### Instructions to follow
Each line below should be reproduced without any alteration.

Entries from a dataset
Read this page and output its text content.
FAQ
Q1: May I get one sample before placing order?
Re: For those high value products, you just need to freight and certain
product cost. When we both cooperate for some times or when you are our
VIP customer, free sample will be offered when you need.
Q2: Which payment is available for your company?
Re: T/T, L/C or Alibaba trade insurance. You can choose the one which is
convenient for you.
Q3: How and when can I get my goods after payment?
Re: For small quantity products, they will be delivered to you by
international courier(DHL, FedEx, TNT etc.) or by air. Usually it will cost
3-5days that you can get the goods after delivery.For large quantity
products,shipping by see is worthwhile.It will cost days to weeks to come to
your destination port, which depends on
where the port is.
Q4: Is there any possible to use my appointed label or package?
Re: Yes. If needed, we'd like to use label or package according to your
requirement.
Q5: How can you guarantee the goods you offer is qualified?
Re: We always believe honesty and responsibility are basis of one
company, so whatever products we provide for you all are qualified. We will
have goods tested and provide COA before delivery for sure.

### Answer to this exercise
Read this page and output its text content.
FAQ
Q1: May I get one sample before placing order?
Re: For those high value products, you just need to freight and certain
product cost. When we both cooperate for some times or when you are our
VIP customer, free sample will be offered when you need.
Q2: Which payment is available for your company?
Re: T/T, L/C or Alibaba trade insurance. You can choose the one which is
convenient for you.
Q3: How and when can I get my goods after payment?
Re: For small quantity products, they will be delivered to you by
international courier(DHL, FedEx, TNT etc.) or by air. Usually it will cost
3-5days that you can get the goods after delivery.For large quantity
products,shipping by see is worthwhile.It will cost days to weeks to come to
your destination port, which depends on
where the port is.
Q4: Is there any possible to use my appointed label or package?
Re: Yes. If needed, we'd like to use label or package according to your
requirement.
Q5: How can you guarantee the goods you offer is qualified?
Re: We always believe honesty and responsibility are basis of one
company, so whatever products we provide for you all are qualified. We will
have goods tested and provide COA before delivery for sure.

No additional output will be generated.